----- Input

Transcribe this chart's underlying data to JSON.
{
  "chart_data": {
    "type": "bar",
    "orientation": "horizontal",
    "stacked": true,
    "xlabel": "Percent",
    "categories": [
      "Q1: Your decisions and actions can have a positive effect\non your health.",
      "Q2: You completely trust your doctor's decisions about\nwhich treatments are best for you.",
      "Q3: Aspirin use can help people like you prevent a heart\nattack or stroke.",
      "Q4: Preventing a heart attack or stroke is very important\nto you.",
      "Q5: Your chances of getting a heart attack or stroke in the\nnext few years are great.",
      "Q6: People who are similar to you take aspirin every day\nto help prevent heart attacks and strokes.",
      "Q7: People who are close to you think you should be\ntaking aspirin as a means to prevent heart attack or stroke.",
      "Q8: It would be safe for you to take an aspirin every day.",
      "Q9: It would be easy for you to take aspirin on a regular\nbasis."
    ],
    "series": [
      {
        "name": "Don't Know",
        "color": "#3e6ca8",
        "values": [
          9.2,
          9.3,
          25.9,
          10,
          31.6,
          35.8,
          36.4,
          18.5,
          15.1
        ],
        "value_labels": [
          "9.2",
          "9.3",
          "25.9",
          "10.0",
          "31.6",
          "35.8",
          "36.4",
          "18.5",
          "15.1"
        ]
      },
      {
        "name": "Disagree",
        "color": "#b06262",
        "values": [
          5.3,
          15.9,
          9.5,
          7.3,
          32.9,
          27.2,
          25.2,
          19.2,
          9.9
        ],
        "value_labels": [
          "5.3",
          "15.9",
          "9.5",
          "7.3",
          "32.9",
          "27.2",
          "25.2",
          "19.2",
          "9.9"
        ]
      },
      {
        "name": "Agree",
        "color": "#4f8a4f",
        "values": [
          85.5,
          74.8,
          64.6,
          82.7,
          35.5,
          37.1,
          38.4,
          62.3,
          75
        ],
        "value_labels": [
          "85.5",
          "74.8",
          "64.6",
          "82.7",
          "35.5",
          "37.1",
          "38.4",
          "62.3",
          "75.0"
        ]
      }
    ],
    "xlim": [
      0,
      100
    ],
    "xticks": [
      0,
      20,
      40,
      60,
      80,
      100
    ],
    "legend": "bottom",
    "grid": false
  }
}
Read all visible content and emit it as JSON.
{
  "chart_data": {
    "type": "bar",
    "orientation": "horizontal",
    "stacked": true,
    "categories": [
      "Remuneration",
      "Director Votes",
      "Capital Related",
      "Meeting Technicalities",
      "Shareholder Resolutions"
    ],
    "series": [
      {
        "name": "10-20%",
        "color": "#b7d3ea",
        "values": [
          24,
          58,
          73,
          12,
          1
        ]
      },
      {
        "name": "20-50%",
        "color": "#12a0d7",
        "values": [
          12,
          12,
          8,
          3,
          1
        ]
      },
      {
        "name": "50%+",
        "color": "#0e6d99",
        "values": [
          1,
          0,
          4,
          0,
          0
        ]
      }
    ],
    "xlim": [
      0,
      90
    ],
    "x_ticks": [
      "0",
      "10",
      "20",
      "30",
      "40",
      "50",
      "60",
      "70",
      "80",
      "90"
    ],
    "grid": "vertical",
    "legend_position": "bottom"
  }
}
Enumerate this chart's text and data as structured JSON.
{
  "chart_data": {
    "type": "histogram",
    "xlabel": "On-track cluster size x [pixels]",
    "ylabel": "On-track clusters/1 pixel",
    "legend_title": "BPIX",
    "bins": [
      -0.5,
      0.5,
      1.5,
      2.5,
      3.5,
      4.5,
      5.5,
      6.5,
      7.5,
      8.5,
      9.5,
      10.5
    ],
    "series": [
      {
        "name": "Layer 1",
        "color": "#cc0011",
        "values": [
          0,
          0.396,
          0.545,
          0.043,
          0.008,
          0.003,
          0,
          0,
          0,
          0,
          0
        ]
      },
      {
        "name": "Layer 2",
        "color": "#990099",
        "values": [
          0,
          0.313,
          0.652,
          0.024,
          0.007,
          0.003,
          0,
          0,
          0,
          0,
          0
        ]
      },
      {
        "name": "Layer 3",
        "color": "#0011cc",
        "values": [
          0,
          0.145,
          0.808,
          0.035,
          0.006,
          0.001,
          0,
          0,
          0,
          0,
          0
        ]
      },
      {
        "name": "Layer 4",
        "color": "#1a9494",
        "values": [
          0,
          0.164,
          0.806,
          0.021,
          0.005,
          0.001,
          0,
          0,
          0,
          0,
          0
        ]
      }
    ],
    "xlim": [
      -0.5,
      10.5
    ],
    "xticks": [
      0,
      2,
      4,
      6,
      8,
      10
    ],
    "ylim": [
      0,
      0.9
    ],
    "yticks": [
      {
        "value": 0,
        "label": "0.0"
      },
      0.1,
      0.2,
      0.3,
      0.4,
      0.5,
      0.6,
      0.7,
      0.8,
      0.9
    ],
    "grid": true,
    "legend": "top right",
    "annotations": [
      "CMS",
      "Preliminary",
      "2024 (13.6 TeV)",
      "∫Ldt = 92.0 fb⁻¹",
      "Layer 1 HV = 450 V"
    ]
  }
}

----------

● **What is expected**
Collect the lines of the records that include the string "JSON".

● **Solved exercise**
Transcribe this chart's underlying data to JSON.
Read all visible content and emit it as JSON.
Enumerate this chart's text and data as structured JSON.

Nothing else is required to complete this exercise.